In the records below, reproduce everything from the line containing "537, 144, 562]" down to the line containing "148, 641, 526]", including both of those lines, with nothing changed.

===== Recorded data

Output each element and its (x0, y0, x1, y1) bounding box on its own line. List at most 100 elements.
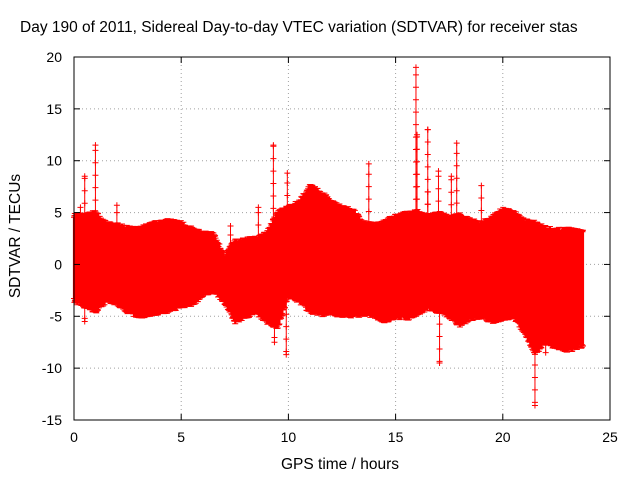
data-point-marker (365, 183, 372, 190)
spike-point-marker (412, 64, 419, 71)
data-point-marker (365, 208, 372, 215)
plot-frame (73, 56, 611, 421)
data-point-marker (453, 200, 460, 207)
spike-point-marker (255, 204, 262, 211)
data-point-marker (270, 168, 277, 175)
data-point-marker (283, 298, 290, 305)
data-point-marker (81, 200, 88, 207)
data-point-marker (542, 339, 549, 346)
data-point-marker (283, 311, 290, 318)
data-point-marker (435, 210, 442, 217)
axis-ticks: 0 5 10 15 20 25 -15 -10 -5 0 5 10 15 20 (42, 49, 618, 445)
data-point-marker (579, 229, 586, 347)
data-point-marker (412, 109, 419, 116)
x-tick-label: 25 (602, 429, 618, 445)
data-point-marker (538, 223, 545, 349)
data-point-marker (436, 308, 443, 315)
data-point-marker (435, 173, 442, 180)
data-point-marker (531, 362, 538, 369)
spike-point-marker (113, 202, 120, 209)
data-point-marker (453, 212, 460, 219)
data-point-marker (453, 150, 460, 157)
data-point-marker (255, 222, 262, 229)
y-tick-label: 20 (46, 49, 62, 65)
data-point-marker (412, 84, 419, 91)
data-point-marker (81, 302, 88, 309)
data-point-marker (424, 139, 431, 146)
data-point-marker (95, 212, 102, 311)
spike-point-marker (424, 188, 431, 195)
spike-point-marker (284, 170, 291, 177)
data-point-marker (435, 198, 442, 205)
data-point-marker (414, 196, 421, 203)
spike-point-marker (542, 349, 549, 356)
data-point-marker (365, 196, 372, 203)
spike-point-marker (283, 351, 290, 358)
x-tick-label: 10 (281, 429, 297, 445)
data-point-marker (412, 71, 419, 78)
spike-point-marker (92, 142, 99, 149)
data-point-marker (436, 321, 443, 328)
data-point-marker (284, 204, 291, 211)
data-point-marker (92, 184, 99, 191)
y-tick-label: -5 (50, 308, 63, 324)
data-point-marker (414, 158, 421, 165)
y-tick-label: 10 (46, 153, 62, 169)
spike-point-marker (531, 402, 538, 409)
data-point-marker (270, 155, 277, 162)
y-tick-label: -10 (42, 360, 62, 376)
spike-point-marker (81, 318, 88, 325)
data-point-marker (365, 171, 372, 178)
data-point-marker (448, 201, 455, 208)
data-point-marker (92, 159, 99, 166)
data-point-marker (361, 220, 368, 317)
data-point-marker (448, 189, 455, 196)
x-tick-label: 15 (388, 429, 404, 445)
data-point-marker (478, 219, 485, 226)
x-tick-label: 5 (177, 429, 185, 445)
spike-point-marker (478, 182, 485, 189)
x-tick-label: 20 (495, 429, 511, 445)
data-point-marker (436, 345, 443, 352)
data-point-marker (424, 163, 431, 170)
spike-point-marker (77, 204, 84, 211)
y-tick-label: 15 (46, 101, 62, 117)
spike-point-marker (270, 142, 277, 149)
spike-point-marker (271, 339, 278, 346)
data-point-marker (81, 212, 88, 219)
data-point-marker (113, 222, 120, 229)
data-point-marker (270, 192, 277, 199)
data-point-marker (255, 209, 262, 216)
data-point-marker (414, 146, 421, 153)
y-tick-label: 5 (54, 205, 62, 221)
data-point-marker (418, 211, 425, 314)
data-point-marker (92, 172, 99, 179)
data-point-marker (92, 197, 99, 204)
y-tick-label: -15 (42, 412, 62, 428)
data-point-marker (435, 185, 442, 192)
chart-title: Day 190 of 2011, Sidereal Day-to-day VTE… (20, 19, 578, 36)
data-point-marker (412, 121, 419, 128)
data-point-marker (270, 205, 277, 212)
data-point-marker (227, 244, 234, 251)
spike-point-marker (81, 173, 88, 180)
data-point-marker (448, 214, 455, 221)
data-point-marker (271, 322, 278, 329)
data-point-marker (424, 176, 431, 183)
data-point-marker (414, 171, 421, 178)
data-point-marker (436, 333, 443, 340)
data-point-marker (356, 216, 363, 318)
data-point-marker (270, 180, 277, 187)
data-point-marker (283, 323, 290, 330)
spike-point-marker (453, 140, 460, 147)
x-tick-label: 0 (70, 429, 78, 445)
data-point-marker (414, 208, 421, 215)
spike-point-marker (424, 126, 431, 133)
spike-point-marker (414, 131, 421, 138)
data-point-marker (284, 180, 291, 187)
y-axis-label: SDTVAR / TECUs (7, 173, 24, 299)
data-point-marker (531, 386, 538, 393)
spike-point-marker (448, 173, 455, 180)
data-point-marker (414, 183, 421, 190)
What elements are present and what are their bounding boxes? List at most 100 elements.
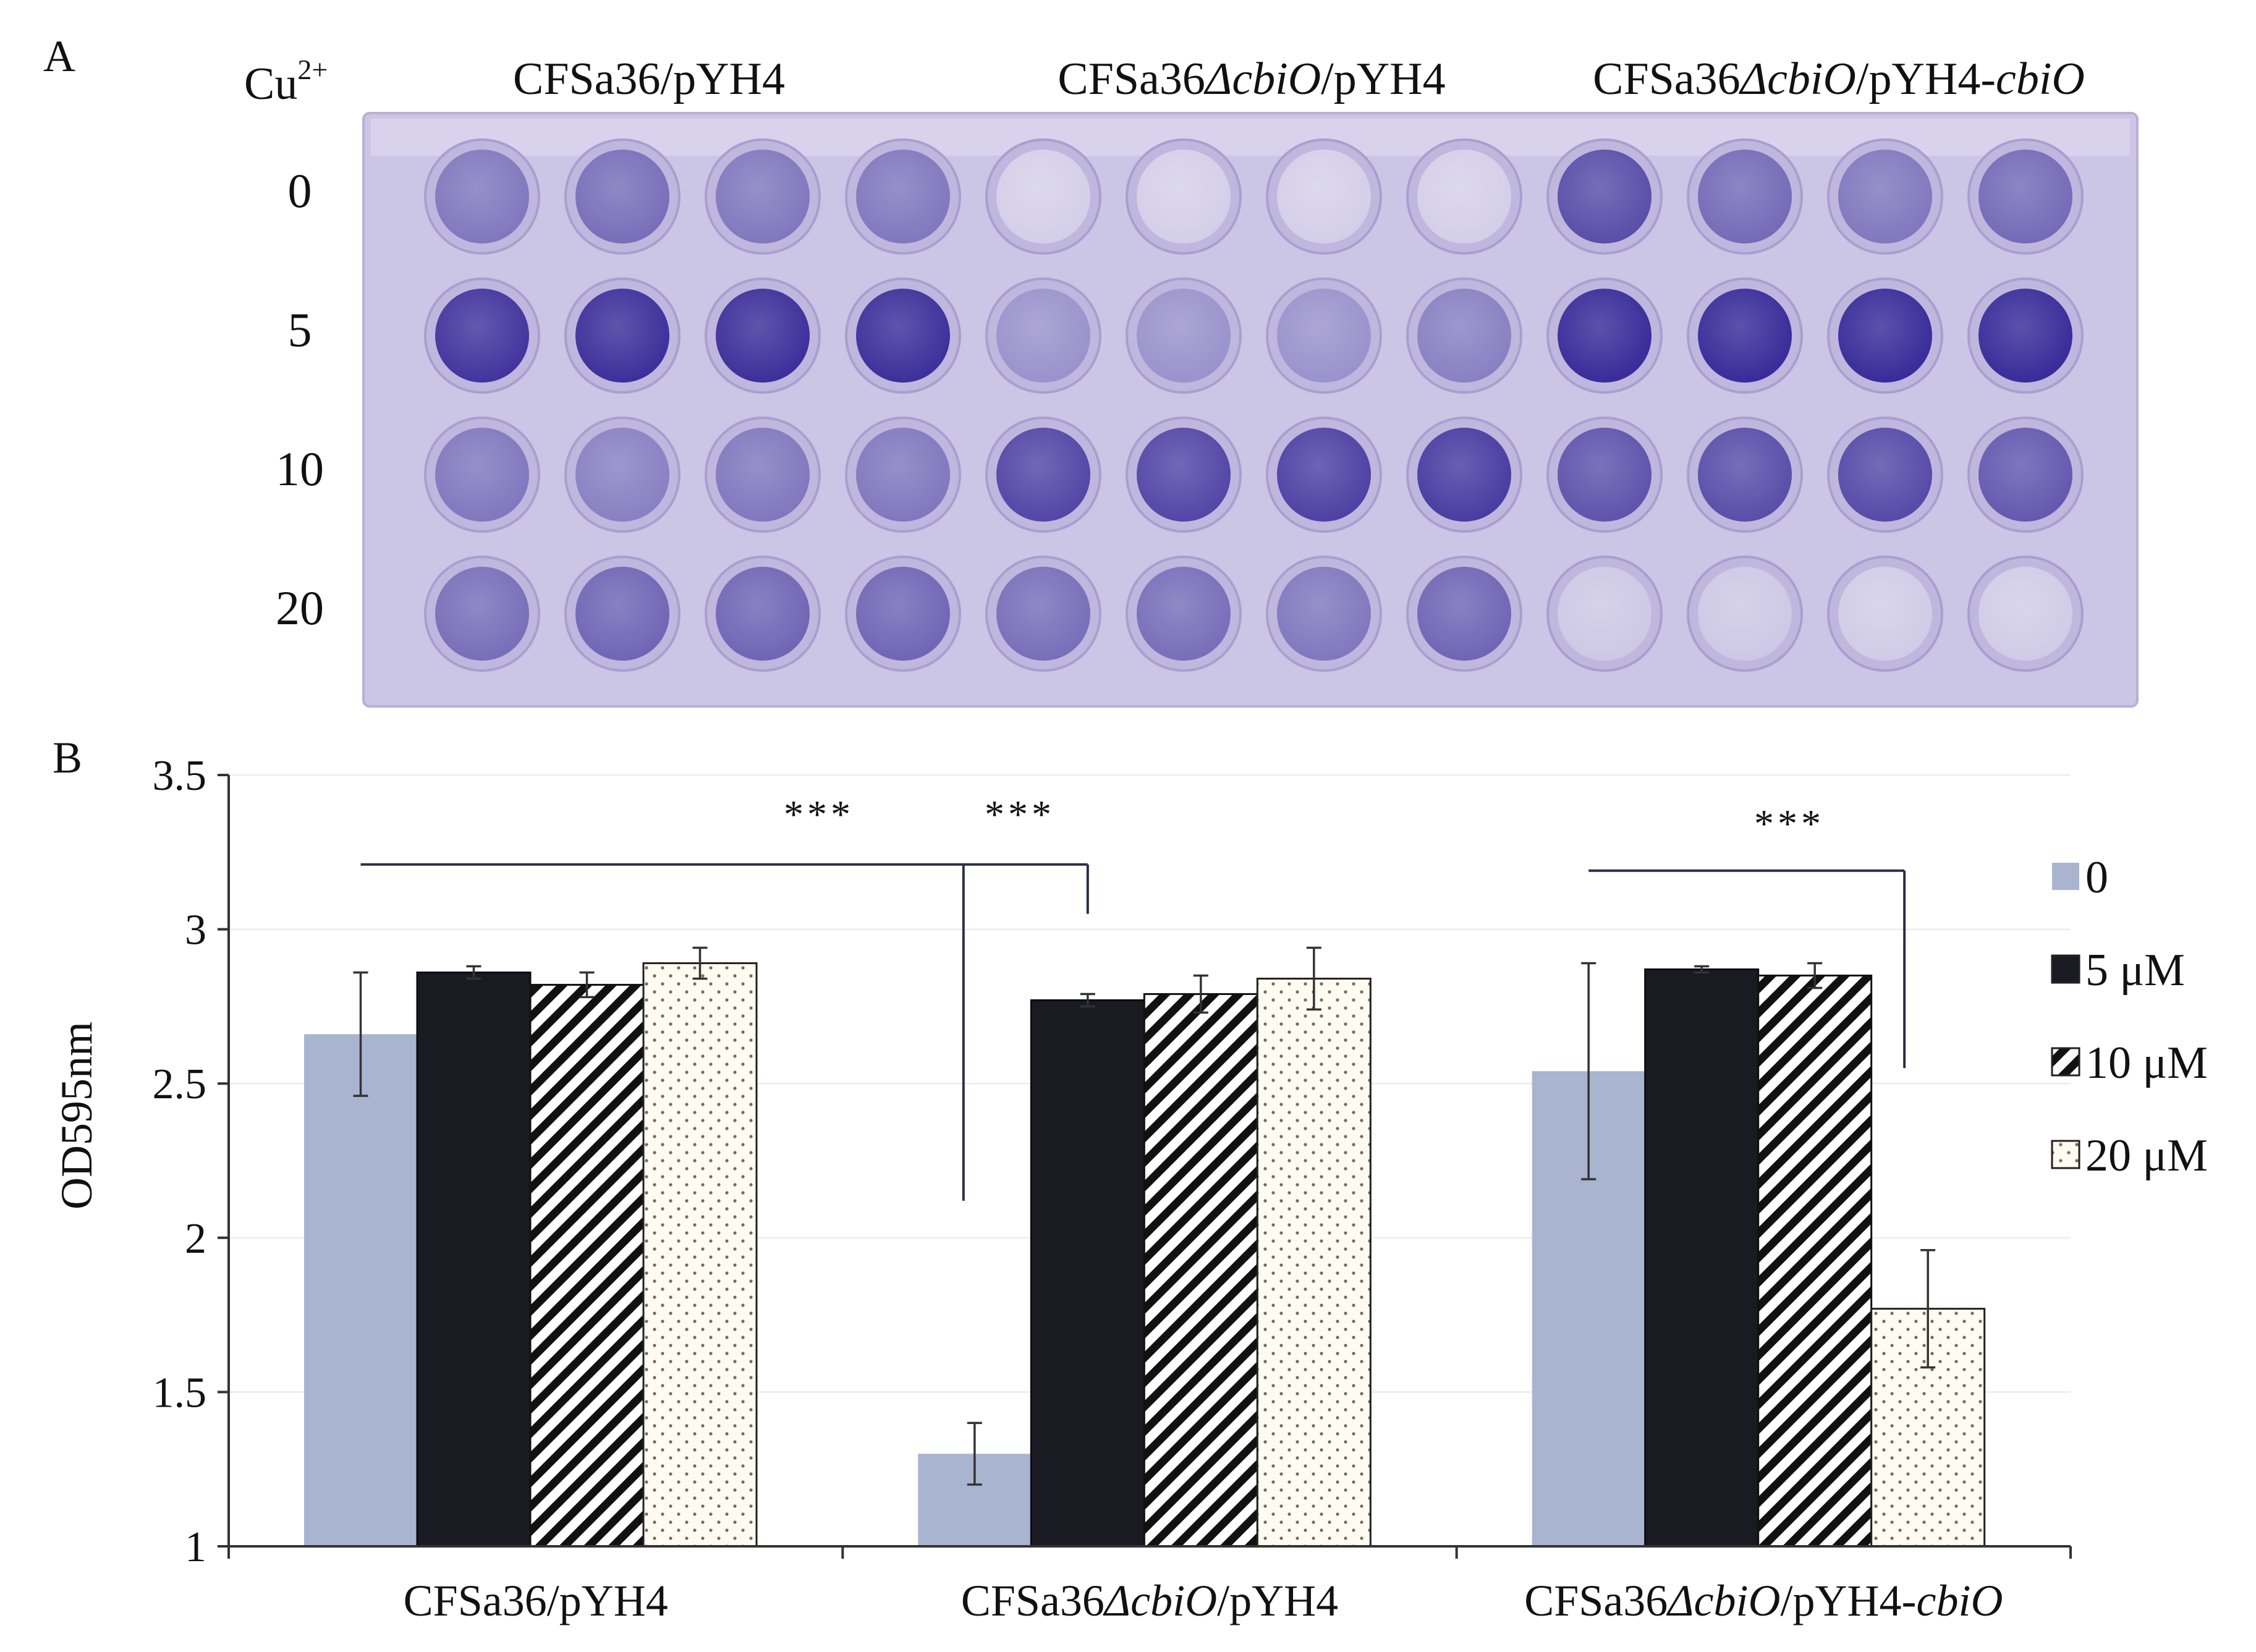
bar-2-series-4 [1256,977,1372,1548]
well-sheen-r1-c6 [1137,150,1231,244]
legend-label-1: 0 [2085,852,2108,903]
error-bars [353,946,1936,1486]
significance-bracket-3 [1588,869,1906,1069]
well-sheen-r3-c10 [1698,428,1792,522]
errorbar-3-series-4 [1920,1249,1936,1369]
bar-1-series-2 [416,971,532,1548]
well-sheen-r4-c9 [1558,567,1652,661]
errorbar-3-series-2 [1694,965,1710,974]
bar-2-series-2 [1030,999,1145,1548]
legend-swatch-4 [2051,1140,2080,1169]
significance-bracket-1 [360,863,1089,914]
x-tick-label-3: CFSa36ΔcbiO/pYH4-cbiO [1524,1576,2003,1625]
legend-label-2: 5 μM [2085,945,2185,996]
legend-swatch-3 [2051,1047,2080,1077]
y-tick-label-1: 1 [185,1523,206,1571]
well-sheen-r1-c1 [435,150,529,244]
well-sheen-r1-c7 [1277,150,1371,244]
x-tick-label-2-part-0: CFSa36 [961,1576,1105,1625]
well-sheen-r1-c5 [996,150,1090,244]
x-tick-label-2-part-2: /pYH4 [1217,1576,1338,1625]
well-sheen-r2-c1 [435,289,529,383]
errorbar-3-series-3 [1807,962,1823,989]
plate-image [362,112,2139,708]
panel-a-label: A [43,32,75,81]
well-sheen-r4-c7 [1277,567,1371,661]
well-sheen-r2-c11 [1838,289,1932,383]
y-tick-label-2.5: 2.5 [153,1061,207,1108]
y-tick-label-3: 3 [185,907,206,954]
well-sheen-r3-c11 [1838,428,1932,522]
errorbar-2-series-1 [967,1421,982,1486]
errorbar-1-series-4 [692,946,708,980]
legend-item-2: 5 μM [2051,945,2185,996]
legend-label-3: 10 μM [2085,1038,2208,1088]
well-sheen-r1-c11 [1838,150,1932,244]
y-tick-label-3.5: 3.5 [153,752,207,800]
well-sheen-r2-c12 [1978,289,2072,383]
x-tick-labels: CFSa36/pYH4 CFSa36ΔcbiO/pYH4 CFSa36ΔcbiO/p… [404,1576,2003,1625]
y-tick-label-2: 2 [185,1215,206,1263]
x-tick-label-1: CFSa36/pYH4 [404,1576,668,1625]
well-sheen-r3-c1 [435,428,529,522]
plate-group-label-2-part-1: ΔcbiO [1203,54,1321,104]
well-sheen-r3-c5 [996,428,1090,522]
x-tick-label-1-part-0: CFSa36/pYH4 [404,1576,668,1625]
x-tick-label-3-part-2: /pYH4- [1781,1576,1917,1625]
well-sheen-r4-c1 [435,567,529,661]
y-tick-label-1.5: 1.5 [153,1369,207,1417]
x-tick-label-3-part-3: cbiO [1916,1576,2003,1625]
bars [304,962,1986,1548]
well-sheen-r4-c5 [996,567,1090,661]
plate-group-label-3-part-2: /pYH4- [1856,54,1996,104]
well-sheen-r2-c3 [716,289,810,383]
well-sheen-r3-c3 [716,428,810,522]
plate-group-label-1: CFSa36/pYH4 [513,54,785,104]
bar-3-series-3 [1757,974,1873,1548]
errorbar-2-series-4 [1306,946,1321,1011]
legend-item-3: 10 μM [2051,1038,2208,1088]
plate-group-label-2: CFSa36ΔcbiO/pYH4 [1058,54,1445,104]
well-sheen-r4-c3 [716,567,810,661]
well-sheen-r1-c9 [1558,150,1652,244]
well-sheen-r2-c10 [1698,289,1792,383]
well-sheen-r1-c8 [1417,150,1511,244]
bar-3-series-2 [1644,968,1760,1548]
cu-superscript: 2+ [297,54,328,85]
well-sheen-r2-c6 [1137,289,1231,383]
well-sheen-r3-c4 [856,428,950,522]
well-sheen-r1-c4 [856,150,950,244]
well-sheen-r2-c8 [1417,289,1511,383]
well-sheen-r2-c5 [996,289,1090,383]
x-tick-label-3-part-0: CFSa36 [1524,1576,1668,1625]
well-sheen-r3-c6 [1137,428,1231,522]
plate-wells [424,138,2084,672]
well-sheen-r4-c10 [1698,567,1792,661]
errorbar-2-series-3 [1193,974,1208,1014]
well-sheen-r2-c4 [856,289,950,383]
significance-label-2: *** [985,792,1055,836]
well-sheen-r2-c9 [1558,289,1652,383]
well-sheen-r3-c8 [1417,428,1511,522]
plate-group-label-1-part-0: CFSa36/pYH4 [513,54,785,104]
plate-row-label-20: 20 [276,581,324,635]
bar-1-series-4 [642,962,758,1548]
significance-label-1: *** [784,792,854,836]
plate-group-label-3-part-0: CFSa36 [1593,54,1741,104]
well-sheen-r3-c7 [1277,428,1371,522]
errorbar-1-series-1 [353,971,368,1097]
well-sheen-r1-c12 [1978,150,2072,244]
significance-brackets: *** *** *** [360,792,1906,1201]
well-sheen-r4-c12 [1978,567,2072,661]
plate-group-label-2-part-0: CFSa36 [1058,54,1205,104]
errorbar-2-series-2 [1080,993,1095,1008]
cu-row-header: Cu2+ [244,54,328,109]
legend-swatch-2 [2051,954,2080,984]
well-sheen-r3-c9 [1558,428,1652,522]
legend-swatch-1 [2052,863,2079,890]
well-sheen-r1-c10 [1698,150,1792,244]
errorbar-1-series-2 [466,965,481,980]
plate-top-rim [371,119,2130,156]
errorbar-3-series-1 [1581,962,1597,1180]
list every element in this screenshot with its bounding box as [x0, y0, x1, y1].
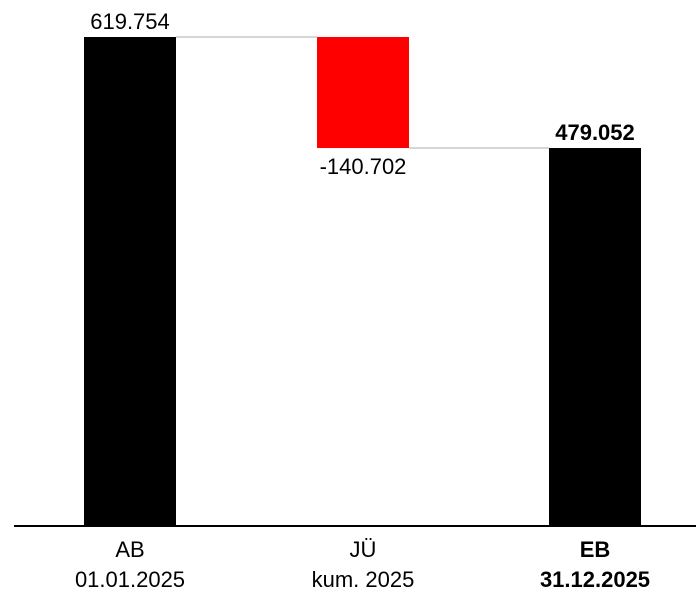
category-label-line1-1: AB	[115, 537, 144, 562]
bar-1	[84, 37, 176, 526]
category-label-line2-1: 01.01.2025	[75, 567, 185, 592]
value-labels: 619.754 -140.702 479.052	[90, 9, 635, 179]
category-label-line2-2: kum. 2025	[312, 567, 415, 592]
value-label-3: 479.052	[555, 120, 635, 145]
category-labels: AB 01.01.2025 JÜ kum. 2025 EB 31.12.2025	[75, 537, 650, 592]
bar-3	[549, 148, 641, 526]
bar-2	[317, 37, 409, 149]
category-label-line1-2: JÜ	[350, 537, 377, 562]
value-label-1: 619.754	[90, 9, 170, 34]
value-label-2: -140.702	[320, 154, 407, 179]
connector-lines	[176, 36, 549, 149]
category-label-line2-3: 31.12.2025	[540, 567, 650, 592]
category-label-line1-3: EB	[580, 537, 611, 562]
bars	[84, 37, 641, 526]
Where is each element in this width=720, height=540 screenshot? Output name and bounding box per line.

==========

> Response to this task:
category-label-line1-1: AB	[115, 537, 144, 562]
bar-1	[84, 37, 176, 526]
category-label-line2-1: 01.01.2025	[75, 567, 185, 592]
value-labels: 619.754 -140.702 479.052	[90, 9, 635, 179]
category-label-line2-2: kum. 2025	[312, 567, 415, 592]
value-label-3: 479.052	[555, 120, 635, 145]
category-labels: AB 01.01.2025 JÜ kum. 2025 EB 31.12.2025	[75, 537, 650, 592]
bar-3	[549, 148, 641, 526]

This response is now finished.